Directions for this task
Print the entries in full, word for word, but not the pictures.

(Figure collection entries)
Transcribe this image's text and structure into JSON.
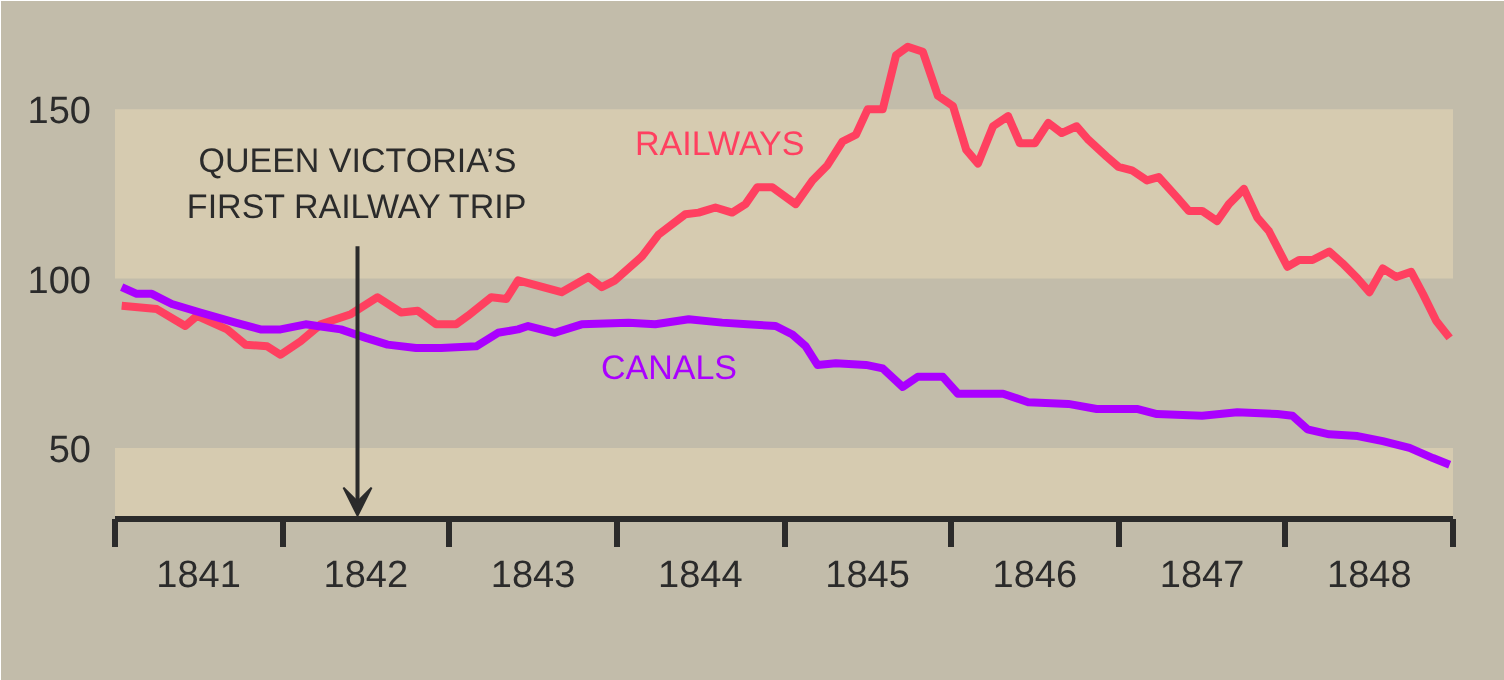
{
  "chart_data": {
    "type": "line",
    "xlim": [
      1841,
      1849
    ],
    "ylim": [
      29,
      182
    ],
    "xticks": [
      {
        "value": 1841,
        "label": null
      },
      {
        "value": 1841.5,
        "label": "1841"
      },
      {
        "value": 1842,
        "label": null
      },
      {
        "value": 1842.5,
        "label": "1842"
      },
      {
        "value": 1843,
        "label": null
      },
      {
        "value": 1843.5,
        "label": "1843"
      },
      {
        "value": 1844,
        "label": null
      },
      {
        "value": 1844.5,
        "label": "1844"
      },
      {
        "value": 1845,
        "label": null
      },
      {
        "value": 1845.5,
        "label": "1845"
      },
      {
        "value": 1846,
        "label": null
      },
      {
        "value": 1846.5,
        "label": "1846"
      },
      {
        "value": 1847,
        "label": null
      },
      {
        "value": 1847.5,
        "label": "1847"
      },
      {
        "value": 1848,
        "label": null
      },
      {
        "value": 1848.5,
        "label": "1848"
      },
      {
        "value": 1849,
        "label": null
      }
    ],
    "yticks": [
      50,
      100,
      150
    ],
    "grid": false,
    "marker": "none",
    "line_style": "solid",
    "bands": [
      {
        "axis": "y",
        "from": 100,
        "to": 150,
        "color": "#d6cbb0"
      },
      {
        "axis": "y",
        "from": 29,
        "to": 50,
        "color": "#d6cbb0"
      }
    ],
    "annotations": [
      {
        "text": "QUEEN VICTORIA’S\nFIRST RAILWAY TRIP",
        "x": 1842.45,
        "y": 30
      }
    ],
    "series": [
      {
        "name": "RAILWAYS",
        "color": "#ff4060",
        "x": [
          1841.04,
          1841.25,
          1841.42,
          1841.49,
          1841.67,
          1841.78,
          1841.91,
          1841.99,
          1842.11,
          1842.23,
          1842.41,
          1842.57,
          1842.71,
          1842.81,
          1842.92,
          1843.04,
          1843.11,
          1843.25,
          1843.34,
          1843.41,
          1843.67,
          1843.83,
          1843.91,
          1843.99,
          1844.15,
          1844.25,
          1844.41,
          1844.49,
          1844.59,
          1844.69,
          1844.77,
          1844.84,
          1844.93,
          1845.07,
          1845.17,
          1845.26,
          1845.35,
          1845.43,
          1845.5,
          1845.59,
          1845.67,
          1845.74,
          1845.83,
          1845.92,
          1846.01,
          1846.09,
          1846.16,
          1846.25,
          1846.34,
          1846.41,
          1846.5,
          1846.58,
          1846.66,
          1846.75,
          1846.82,
          1846.93,
          1847.0,
          1847.08,
          1847.17,
          1847.24,
          1847.35,
          1847.42,
          1847.5,
          1847.59,
          1847.66,
          1847.75,
          1847.83,
          1847.9,
          1848.01,
          1848.08,
          1848.16,
          1848.26,
          1848.34,
          1848.43,
          1848.5,
          1848.58,
          1848.66,
          1848.75,
          1848.82,
          1848.9,
          1848.98
        ],
        "values": [
          92,
          91,
          86,
          89,
          85,
          80.5,
          80,
          77.5,
          81.5,
          86.5,
          89.5,
          94.5,
          90,
          90.5,
          86.5,
          86.5,
          89,
          94.5,
          94,
          99.5,
          96,
          100.5,
          97.5,
          99.5,
          106.5,
          113,
          119,
          119.5,
          121,
          119.5,
          122,
          127,
          127,
          122,
          129,
          133.5,
          140.5,
          142.5,
          150,
          150,
          166,
          168.5,
          167,
          154,
          151,
          138,
          134,
          145,
          148,
          140,
          140,
          146,
          143,
          145,
          141,
          136,
          133,
          132,
          129,
          130,
          124,
          120,
          120,
          117,
          122,
          126.5,
          118,
          114,
          103.5,
          105.5,
          105.5,
          108,
          104.5,
          100,
          96,
          103,
          100.5,
          102,
          95.5,
          87.5,
          82.5
        ]
      },
      {
        "name": "CANALS",
        "color": "#aa00ff",
        "x": [
          1841.04,
          1841.13,
          1841.22,
          1841.34,
          1841.51,
          1841.72,
          1841.87,
          1841.99,
          1842.14,
          1842.21,
          1842.35,
          1842.5,
          1842.63,
          1842.8,
          1842.95,
          1843.16,
          1843.29,
          1843.41,
          1843.47,
          1843.63,
          1843.79,
          1844.07,
          1844.23,
          1844.43,
          1844.63,
          1844.78,
          1844.95,
          1845.05,
          1845.13,
          1845.2,
          1845.31,
          1845.49,
          1845.59,
          1845.71,
          1845.8,
          1845.95,
          1846.04,
          1846.16,
          1846.31,
          1846.46,
          1846.7,
          1846.87,
          1847.11,
          1847.23,
          1847.5,
          1847.71,
          1847.95,
          1848.04,
          1848.13,
          1848.26,
          1848.43,
          1848.58,
          1848.74,
          1848.88,
          1848.98
        ],
        "values": [
          97.5,
          95.5,
          95.5,
          92.5,
          90,
          87,
          85,
          85,
          86.5,
          86,
          85,
          82.5,
          80.5,
          79.5,
          79.5,
          80,
          84,
          85,
          86,
          84,
          86.5,
          87,
          86.5,
          88,
          87,
          86.5,
          86,
          83.5,
          80,
          74.5,
          75,
          74.5,
          73.5,
          68,
          71,
          71,
          66,
          66,
          66,
          63.5,
          63,
          61.5,
          61.5,
          60,
          59.5,
          60.5,
          60,
          59.5,
          55.5,
          54,
          53.5,
          52,
          50,
          47,
          45
        ]
      }
    ]
  }
}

Output for this task
Transcribe this image's text and structure into JSON.
{
  "chart_data": {
    "type": "line",
    "xlim": [
      1841,
      1849
    ],
    "ylim": [
      29,
      182
    ],
    "xticks": [
      {
        "value": 1841,
        "label": null
      },
      {
        "value": 1841.5,
        "label": "1841"
      },
      {
        "value": 1842,
        "label": null
      },
      {
        "value": 1842.5,
        "label": "1842"
      },
      {
        "value": 1843,
        "label": null
      },
      {
        "value": 1843.5,
        "label": "1843"
      },
      {
        "value": 1844,
        "label": null
      },
      {
        "value": 1844.5,
        "label": "1844"
      },
      {
        "value": 1845,
        "label": null
      },
      {
        "value": 1845.5,
        "label": "1845"
      },
      {
        "value": 1846,
        "label": null
      },
      {
        "value": 1846.5,
        "label": "1846"
      },
      {
        "value": 1847,
        "label": null
      },
      {
        "value": 1847.5,
        "label": "1847"
      },
      {
        "value": 1848,
        "label": null
      },
      {
        "value": 1848.5,
        "label": "1848"
      },
      {
        "value": 1849,
        "label": null
      }
    ],
    "yticks": [
      50,
      100,
      150
    ],
    "grid": false,
    "marker": "none",
    "line_style": "solid",
    "bands": [
      {
        "axis": "y",
        "from": 100,
        "to": 150,
        "color": "#d6cbb0"
      },
      {
        "axis": "y",
        "from": 29,
        "to": 50,
        "color": "#d6cbb0"
      }
    ],
    "annotations": [
      {
        "text": "QUEEN VICTORIA’S\nFIRST RAILWAY TRIP",
        "x": 1842.45,
        "y": 30
      }
    ],
    "series": [
      {
        "name": "RAILWAYS",
        "color": "#ff4060",
        "x": [
          1841.04,
          1841.25,
          1841.42,
          1841.49,
          1841.67,
          1841.78,
          1841.91,
          1841.99,
          1842.11,
          1842.23,
          1842.41,
          1842.57,
          1842.71,
          1842.81,
          1842.92,
          1843.04,
          1843.11,
          1843.25,
          1843.34,
          1843.41,
          1843.67,
          1843.83,
          1843.91,
          1843.99,
          1844.15,
          1844.25,
          1844.41,
          1844.49,
          1844.59,
          1844.69,
          1844.77,
          1844.84,
          1844.93,
          1845.07,
          1845.17,
          1845.26,
          1845.35,
          1845.43,
          1845.5,
          1845.59,
          1845.67,
          1845.74,
          1845.83,
          1845.92,
          1846.01,
          1846.09,
          1846.16,
          1846.25,
          1846.34,
          1846.41,
          1846.5,
          1846.58,
          1846.66,
          1846.75,
          1846.82,
          1846.93,
          1847.0,
          1847.08,
          1847.17,
          1847.24,
          1847.35,
          1847.42,
          1847.5,
          1847.59,
          1847.66,
          1847.75,
          1847.83,
          1847.9,
          1848.01,
          1848.08,
          1848.16,
          1848.26,
          1848.34,
          1848.43,
          1848.5,
          1848.58,
          1848.66,
          1848.75,
          1848.82,
          1848.9,
          1848.98
        ],
        "values": [
          92,
          91,
          86,
          89,
          85,
          80.5,
          80,
          77.5,
          81.5,
          86.5,
          89.5,
          94.5,
          90,
          90.5,
          86.5,
          86.5,
          89,
          94.5,
          94,
          99.5,
          96,
          100.5,
          97.5,
          99.5,
          106.5,
          113,
          119,
          119.5,
          121,
          119.5,
          122,
          127,
          127,
          122,
          129,
          133.5,
          140.5,
          142.5,
          150,
          150,
          166,
          168.5,
          167,
          154,
          151,
          138,
          134,
          145,
          148,
          140,
          140,
          146,
          143,
          145,
          141,
          136,
          133,
          132,
          129,
          130,
          124,
          120,
          120,
          117,
          122,
          126.5,
          118,
          114,
          103.5,
          105.5,
          105.5,
          108,
          104.5,
          100,
          96,
          103,
          100.5,
          102,
          95.5,
          87.5,
          82.5
        ]
      },
      {
        "name": "CANALS",
        "color": "#aa00ff",
        "x": [
          1841.04,
          1841.13,
          1841.22,
          1841.34,
          1841.51,
          1841.72,
          1841.87,
          1841.99,
          1842.14,
          1842.21,
          1842.35,
          1842.5,
          1842.63,
          1842.8,
          1842.95,
          1843.16,
          1843.29,
          1843.41,
          1843.47,
          1843.63,
          1843.79,
          1844.07,
          1844.23,
          1844.43,
          1844.63,
          1844.78,
          1844.95,
          1845.05,
          1845.13,
          1845.2,
          1845.31,
          1845.49,
          1845.59,
          1845.71,
          1845.8,
          1845.95,
          1846.04,
          1846.16,
          1846.31,
          1846.46,
          1846.7,
          1846.87,
          1847.11,
          1847.23,
          1847.5,
          1847.71,
          1847.95,
          1848.04,
          1848.13,
          1848.26,
          1848.43,
          1848.58,
          1848.74,
          1848.88,
          1848.98
        ],
        "values": [
          97.5,
          95.5,
          95.5,
          92.5,
          90,
          87,
          85,
          85,
          86.5,
          86,
          85,
          82.5,
          80.5,
          79.5,
          79.5,
          80,
          84,
          85,
          86,
          84,
          86.5,
          87,
          86.5,
          88,
          87,
          86.5,
          86,
          83.5,
          80,
          74.5,
          75,
          74.5,
          73.5,
          68,
          71,
          71,
          66,
          66,
          66,
          63.5,
          63,
          61.5,
          61.5,
          60,
          59.5,
          60.5,
          60,
          59.5,
          55.5,
          54,
          53.5,
          52,
          50,
          47,
          45
        ]
      }
    ]
  }
}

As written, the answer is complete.